→ CHALLENGE:
Write out the records beneath this line exactly as they appear, minus any images.

→ MATERIAL FOR THIS EXERCISE:
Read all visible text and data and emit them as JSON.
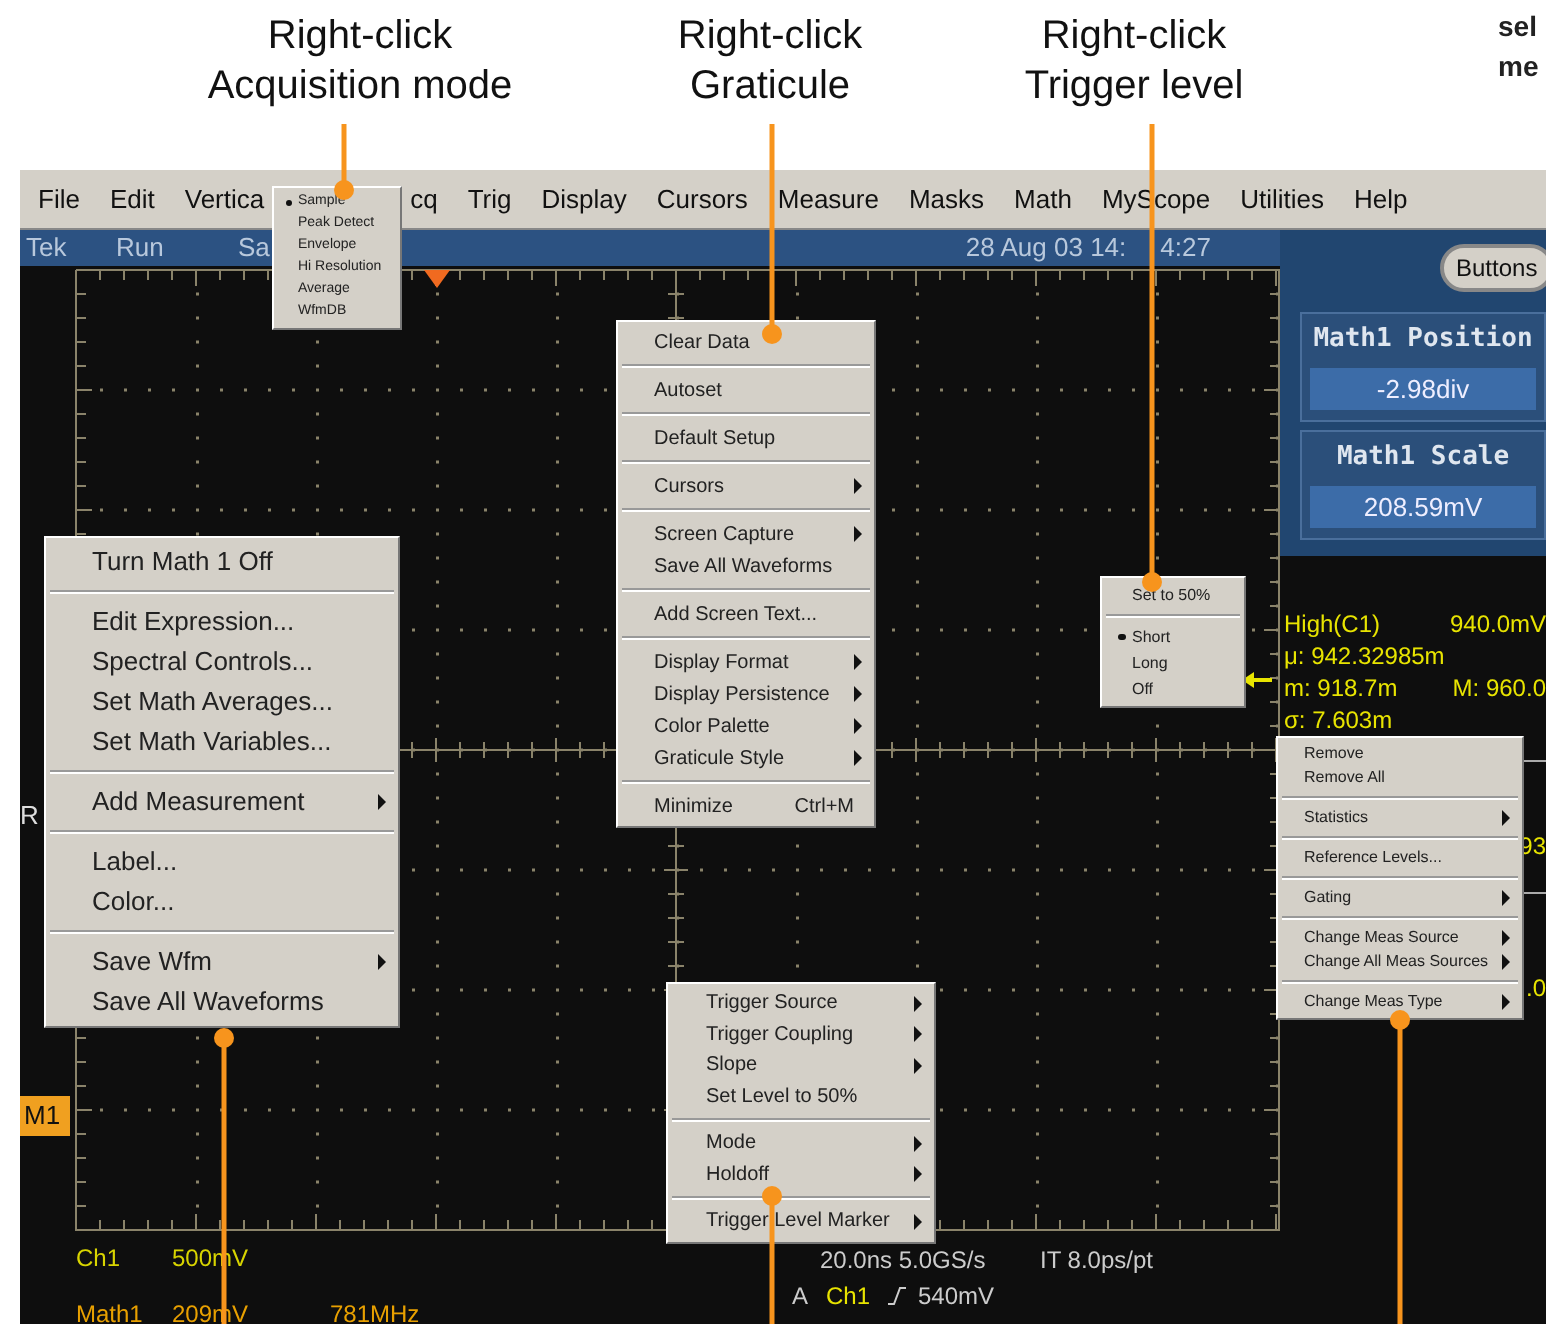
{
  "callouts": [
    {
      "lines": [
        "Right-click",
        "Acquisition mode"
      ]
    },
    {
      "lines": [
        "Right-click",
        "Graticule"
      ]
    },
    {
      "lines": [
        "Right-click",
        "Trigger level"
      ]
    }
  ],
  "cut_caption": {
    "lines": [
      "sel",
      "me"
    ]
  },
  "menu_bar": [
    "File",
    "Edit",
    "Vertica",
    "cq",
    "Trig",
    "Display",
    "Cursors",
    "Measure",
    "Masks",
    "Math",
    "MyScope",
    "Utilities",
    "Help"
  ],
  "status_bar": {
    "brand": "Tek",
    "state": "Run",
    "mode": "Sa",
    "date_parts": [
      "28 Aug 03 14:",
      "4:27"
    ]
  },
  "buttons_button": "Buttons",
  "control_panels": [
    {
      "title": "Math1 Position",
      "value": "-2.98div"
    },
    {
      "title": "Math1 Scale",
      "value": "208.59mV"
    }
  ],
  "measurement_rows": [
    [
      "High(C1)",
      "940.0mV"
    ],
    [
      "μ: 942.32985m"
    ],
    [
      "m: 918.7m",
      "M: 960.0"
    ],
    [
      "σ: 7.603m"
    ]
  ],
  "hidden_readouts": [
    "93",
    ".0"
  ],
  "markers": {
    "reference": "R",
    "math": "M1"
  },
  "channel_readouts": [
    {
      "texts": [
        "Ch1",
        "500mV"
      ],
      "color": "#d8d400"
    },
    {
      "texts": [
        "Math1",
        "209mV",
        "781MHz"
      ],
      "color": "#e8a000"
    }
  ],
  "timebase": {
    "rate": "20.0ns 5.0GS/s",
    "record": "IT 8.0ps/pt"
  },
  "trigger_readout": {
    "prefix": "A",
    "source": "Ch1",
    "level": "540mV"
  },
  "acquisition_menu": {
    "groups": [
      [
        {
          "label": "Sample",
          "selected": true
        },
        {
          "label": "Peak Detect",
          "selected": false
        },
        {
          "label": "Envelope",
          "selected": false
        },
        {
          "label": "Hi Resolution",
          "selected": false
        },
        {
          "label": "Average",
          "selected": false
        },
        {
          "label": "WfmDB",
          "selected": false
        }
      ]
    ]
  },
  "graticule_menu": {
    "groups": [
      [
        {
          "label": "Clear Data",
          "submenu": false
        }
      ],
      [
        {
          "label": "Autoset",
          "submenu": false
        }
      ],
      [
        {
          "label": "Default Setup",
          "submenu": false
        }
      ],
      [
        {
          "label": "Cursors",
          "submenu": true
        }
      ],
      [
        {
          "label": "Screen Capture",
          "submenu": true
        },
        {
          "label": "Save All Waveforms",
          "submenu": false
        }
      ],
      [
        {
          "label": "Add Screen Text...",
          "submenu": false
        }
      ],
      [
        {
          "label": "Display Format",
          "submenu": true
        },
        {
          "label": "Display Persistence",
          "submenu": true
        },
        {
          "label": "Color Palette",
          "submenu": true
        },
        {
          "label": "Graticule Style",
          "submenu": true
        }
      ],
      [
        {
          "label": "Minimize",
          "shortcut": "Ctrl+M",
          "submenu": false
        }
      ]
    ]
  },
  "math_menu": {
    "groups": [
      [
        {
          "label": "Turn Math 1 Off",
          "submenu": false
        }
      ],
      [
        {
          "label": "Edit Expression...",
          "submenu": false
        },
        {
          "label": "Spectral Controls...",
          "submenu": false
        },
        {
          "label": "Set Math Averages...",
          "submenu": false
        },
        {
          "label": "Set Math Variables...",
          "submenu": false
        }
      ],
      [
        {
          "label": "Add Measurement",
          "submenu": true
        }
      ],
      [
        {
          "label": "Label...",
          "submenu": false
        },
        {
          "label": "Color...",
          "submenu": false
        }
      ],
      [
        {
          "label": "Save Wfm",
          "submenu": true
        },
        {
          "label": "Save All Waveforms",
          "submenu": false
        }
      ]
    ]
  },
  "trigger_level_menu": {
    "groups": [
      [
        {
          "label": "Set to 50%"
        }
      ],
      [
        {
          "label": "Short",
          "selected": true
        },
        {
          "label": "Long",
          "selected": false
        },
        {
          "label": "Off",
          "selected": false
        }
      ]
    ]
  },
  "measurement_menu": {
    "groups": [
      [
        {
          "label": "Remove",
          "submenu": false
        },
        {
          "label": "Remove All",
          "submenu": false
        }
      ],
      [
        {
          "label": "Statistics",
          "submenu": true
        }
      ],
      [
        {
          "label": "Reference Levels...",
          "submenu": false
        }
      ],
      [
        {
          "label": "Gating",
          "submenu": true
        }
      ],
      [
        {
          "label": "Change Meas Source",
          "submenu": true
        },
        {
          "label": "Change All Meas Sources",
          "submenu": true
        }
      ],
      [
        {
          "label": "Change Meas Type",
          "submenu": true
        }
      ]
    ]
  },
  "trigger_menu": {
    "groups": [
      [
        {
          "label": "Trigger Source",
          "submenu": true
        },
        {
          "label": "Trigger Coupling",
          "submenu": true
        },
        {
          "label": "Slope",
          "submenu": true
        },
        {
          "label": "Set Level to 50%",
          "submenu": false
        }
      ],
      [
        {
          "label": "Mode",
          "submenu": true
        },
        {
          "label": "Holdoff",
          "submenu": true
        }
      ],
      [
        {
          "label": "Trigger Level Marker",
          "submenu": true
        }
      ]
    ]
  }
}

→ SOLUTION:
Read all visible text and data and emit them as JSON.
{
  "callouts": [
    {
      "lines": [
        "Right-click",
        "Acquisition mode"
      ]
    },
    {
      "lines": [
        "Right-click",
        "Graticule"
      ]
    },
    {
      "lines": [
        "Right-click",
        "Trigger level"
      ]
    }
  ],
  "cut_caption": {
    "lines": [
      "sel",
      "me"
    ]
  },
  "menu_bar": [
    "File",
    "Edit",
    "Vertica",
    "cq",
    "Trig",
    "Display",
    "Cursors",
    "Measure",
    "Masks",
    "Math",
    "MyScope",
    "Utilities",
    "Help"
  ],
  "status_bar": {
    "brand": "Tek",
    "state": "Run",
    "mode": "Sa",
    "date_parts": [
      "28 Aug 03 14:",
      "4:27"
    ]
  },
  "buttons_button": "Buttons",
  "control_panels": [
    {
      "title": "Math1 Position",
      "value": "-2.98div"
    },
    {
      "title": "Math1 Scale",
      "value": "208.59mV"
    }
  ],
  "measurement_rows": [
    [
      "High(C1)",
      "940.0mV"
    ],
    [
      "μ: 942.32985m"
    ],
    [
      "m: 918.7m",
      "M: 960.0"
    ],
    [
      "σ: 7.603m"
    ]
  ],
  "hidden_readouts": [
    "93",
    ".0"
  ],
  "markers": {
    "reference": "R",
    "math": "M1"
  },
  "channel_readouts": [
    {
      "texts": [
        "Ch1",
        "500mV"
      ],
      "color": "#d8d400"
    },
    {
      "texts": [
        "Math1",
        "209mV",
        "781MHz"
      ],
      "color": "#e8a000"
    }
  ],
  "timebase": {
    "rate": "20.0ns 5.0GS/s",
    "record": "IT 8.0ps/pt"
  },
  "trigger_readout": {
    "prefix": "A",
    "source": "Ch1",
    "level": "540mV"
  },
  "acquisition_menu": {
    "groups": [
      [
        {
          "label": "Sample",
          "selected": true
        },
        {
          "label": "Peak Detect",
          "selected": false
        },
        {
          "label": "Envelope",
          "selected": false
        },
        {
          "label": "Hi Resolution",
          "selected": false
        },
        {
          "label": "Average",
          "selected": false
        },
        {
          "label": "WfmDB",
          "selected": false
        }
      ]
    ]
  },
  "graticule_menu": {
    "groups": [
      [
        {
          "label": "Clear Data",
          "submenu": false
        }
      ],
      [
        {
          "label": "Autoset",
          "submenu": false
        }
      ],
      [
        {
          "label": "Default Setup",
          "submenu": false
        }
      ],
      [
        {
          "label": "Cursors",
          "submenu": true
        }
      ],
      [
        {
          "label": "Screen Capture",
          "submenu": true
        },
        {
          "label": "Save All Waveforms",
          "submenu": false
        }
      ],
      [
        {
          "label": "Add Screen Text...",
          "submenu": false
        }
      ],
      [
        {
          "label": "Display Format",
          "submenu": true
        },
        {
          "label": "Display Persistence",
          "submenu": true
        },
        {
          "label": "Color Palette",
          "submenu": true
        },
        {
          "label": "Graticule Style",
          "submenu": true
        }
      ],
      [
        {
          "label": "Minimize",
          "shortcut": "Ctrl+M",
          "submenu": false
        }
      ]
    ]
  },
  "math_menu": {
    "groups": [
      [
        {
          "label": "Turn Math 1 Off",
          "submenu": false
        }
      ],
      [
        {
          "label": "Edit Expression...",
          "submenu": false
        },
        {
          "label": "Spectral Controls...",
          "submenu": false
        },
        {
          "label": "Set Math Averages...",
          "submenu": false
        },
        {
          "label": "Set Math Variables...",
          "submenu": false
        }
      ],
      [
        {
          "label": "Add Measurement",
          "submenu": true
        }
      ],
      [
        {
          "label": "Label...",
          "submenu": false
        },
        {
          "label": "Color...",
          "submenu": false
        }
      ],
      [
        {
          "label": "Save Wfm",
          "submenu": true
        },
        {
          "label": "Save All Waveforms",
          "submenu": false
        }
      ]
    ]
  },
  "trigger_level_menu": {
    "groups": [
      [
        {
          "label": "Set to 50%"
        }
      ],
      [
        {
          "label": "Short",
          "selected": true
        },
        {
          "label": "Long",
          "selected": false
        },
        {
          "label": "Off",
          "selected": false
        }
      ]
    ]
  },
  "measurement_menu": {
    "groups": [
      [
        {
          "label": "Remove",
          "submenu": false
        },
        {
          "label": "Remove All",
          "submenu": false
        }
      ],
      [
        {
          "label": "Statistics",
          "submenu": true
        }
      ],
      [
        {
          "label": "Reference Levels...",
          "submenu": false
        }
      ],
      [
        {
          "label": "Gating",
          "submenu": true
        }
      ],
      [
        {
          "label": "Change Meas Source",
          "submenu": true
        },
        {
          "label": "Change All Meas Sources",
          "submenu": true
        }
      ],
      [
        {
          "label": "Change Meas Type",
          "submenu": true
        }
      ]
    ]
  },
  "trigger_menu": {
    "groups": [
      [
        {
          "label": "Trigger Source",
          "submenu": true
        },
        {
          "label": "Trigger Coupling",
          "submenu": true
        },
        {
          "label": "Slope",
          "submenu": true
        },
        {
          "label": "Set Level to 50%",
          "submenu": false
        }
      ],
      [
        {
          "label": "Mode",
          "submenu": true
        },
        {
          "label": "Holdoff",
          "submenu": true
        }
      ],
      [
        {
          "label": "Trigger Level Marker",
          "submenu": true
        }
      ]
    ]
  }
}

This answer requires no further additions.